• _THE TASK_:
Write out each line word for word. Drop pictures.

• _DATA EXCERPTS_:
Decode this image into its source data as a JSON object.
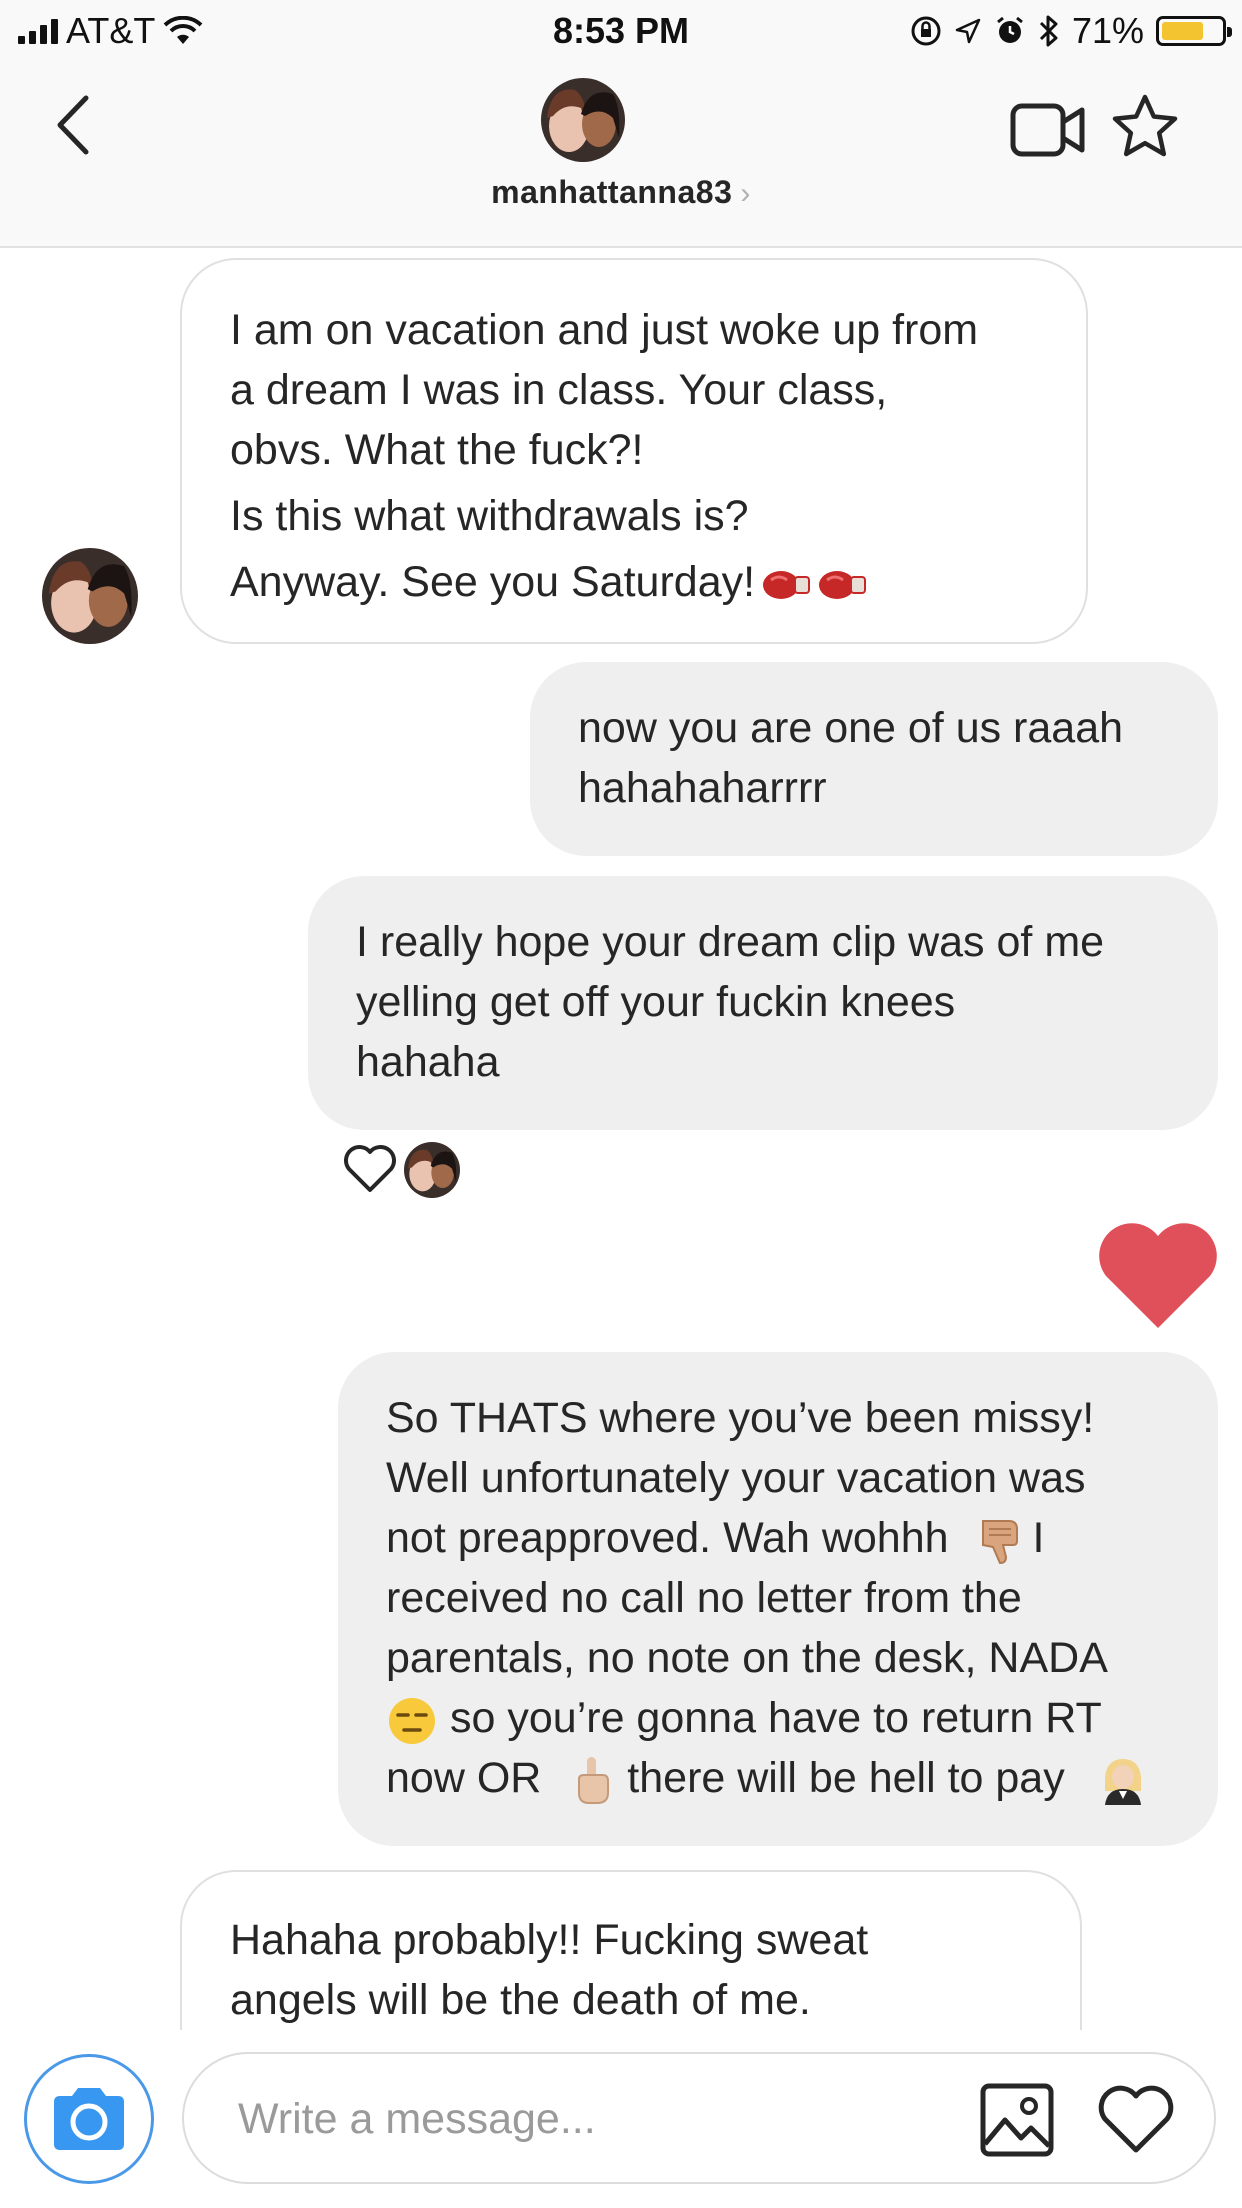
{
  "status_bar": {
    "carrier": "AT&T",
    "time": "8:53 PM",
    "battery_percent": "71%",
    "battery_level": 0.71,
    "icons": [
      "signal-icon",
      "wifi-icon",
      "orientation-lock-icon",
      "location-icon",
      "alarm-icon",
      "bluetooth-icon",
      "battery-icon"
    ]
  },
  "header": {
    "username": "manhattanna83",
    "chevron": "›",
    "icons": [
      "back-icon",
      "avatar",
      "video-camera-icon",
      "star-icon"
    ]
  },
  "messages": [
    {
      "direction": "incoming",
      "lines": [
        "I am on vacation and just woke up from",
        "a dream I was in class. Your class,",
        "obvs. What the fuck?!",
        "Is this what withdrawals is?",
        "Anyway. See you Saturday!"
      ],
      "trailing_emoji": [
        "boxing-glove-icon",
        "boxing-glove-icon"
      ]
    },
    {
      "direction": "outgoing",
      "lines": [
        "now you are one of us raaah",
        "hahahaharrrr"
      ]
    },
    {
      "direction": "outgoing",
      "lines": [
        "I really hope your dream clip was of me",
        "yelling get off your fuckin knees",
        "hahaha"
      ],
      "reaction": "heart-outline-icon"
    },
    {
      "direction": "outgoing",
      "type": "like",
      "icon": "red-heart-icon"
    },
    {
      "direction": "outgoing",
      "lines": [
        "So THATS where you’ve been missy!",
        "Well unfortunately your vacation was",
        "not preapproved. Wah wohhh",
        "received no call no letter from the",
        "parentals, no note on the desk, NADA",
        "so you’re gonna have to return RT",
        "now OR",
        "there will be hell to pay"
      ],
      "emoji": [
        "thumbs-down-icon",
        "expressionless-face-icon",
        "index-pointing-up-icon",
        "woman-judge-icon"
      ],
      "fragments": {
        "wah_suffix": "I"
      }
    },
    {
      "direction": "incoming",
      "lines": [
        "Hahaha probably!! Fucking sweat",
        "angels will be the death of me."
      ]
    }
  ],
  "composer": {
    "placeholder": "Write a message...",
    "icons": [
      "camera-icon",
      "gallery-icon",
      "heart-icon"
    ]
  },
  "colors": {
    "accent_blue": "#3897f0",
    "like_red": "#e0505a",
    "outgoing_bubble": "#efefef",
    "incoming_border": "#e0e0e0"
  }
}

• _CORRECT ANSWER_:
Decode this image into its source data as a JSON object.
{
  "status_bar": {
    "carrier": "AT&T",
    "time": "8:53 PM",
    "battery_percent": "71%",
    "battery_level": 0.71,
    "icons": [
      "signal-icon",
      "wifi-icon",
      "orientation-lock-icon",
      "location-icon",
      "alarm-icon",
      "bluetooth-icon",
      "battery-icon"
    ]
  },
  "header": {
    "username": "manhattanna83",
    "chevron": "›",
    "icons": [
      "back-icon",
      "avatar",
      "video-camera-icon",
      "star-icon"
    ]
  },
  "messages": [
    {
      "direction": "incoming",
      "lines": [
        "I am on vacation and just woke up from",
        "a dream I was in class. Your class,",
        "obvs. What the fuck?!",
        "Is this what withdrawals is?",
        "Anyway. See you Saturday!"
      ],
      "trailing_emoji": [
        "boxing-glove-icon",
        "boxing-glove-icon"
      ]
    },
    {
      "direction": "outgoing",
      "lines": [
        "now you are one of us raaah",
        "hahahaharrrr"
      ]
    },
    {
      "direction": "outgoing",
      "lines": [
        "I really hope your dream clip was of me",
        "yelling get off your fuckin knees",
        "hahaha"
      ],
      "reaction": "heart-outline-icon"
    },
    {
      "direction": "outgoing",
      "type": "like",
      "icon": "red-heart-icon"
    },
    {
      "direction": "outgoing",
      "lines": [
        "So THATS where you’ve been missy!",
        "Well unfortunately your vacation was",
        "not preapproved. Wah wohhh",
        "received no call no letter from the",
        "parentals, no note on the desk, NADA",
        "so you’re gonna have to return RT",
        "now OR",
        "there will be hell to pay"
      ],
      "emoji": [
        "thumbs-down-icon",
        "expressionless-face-icon",
        "index-pointing-up-icon",
        "woman-judge-icon"
      ],
      "fragments": {
        "wah_suffix": "I"
      }
    },
    {
      "direction": "incoming",
      "lines": [
        "Hahaha probably!! Fucking sweat",
        "angels will be the death of me."
      ]
    }
  ],
  "composer": {
    "placeholder": "Write a message...",
    "icons": [
      "camera-icon",
      "gallery-icon",
      "heart-icon"
    ]
  },
  "colors": {
    "accent_blue": "#3897f0",
    "like_red": "#e0505a",
    "outgoing_bubble": "#efefef",
    "incoming_border": "#e0e0e0"
  }
}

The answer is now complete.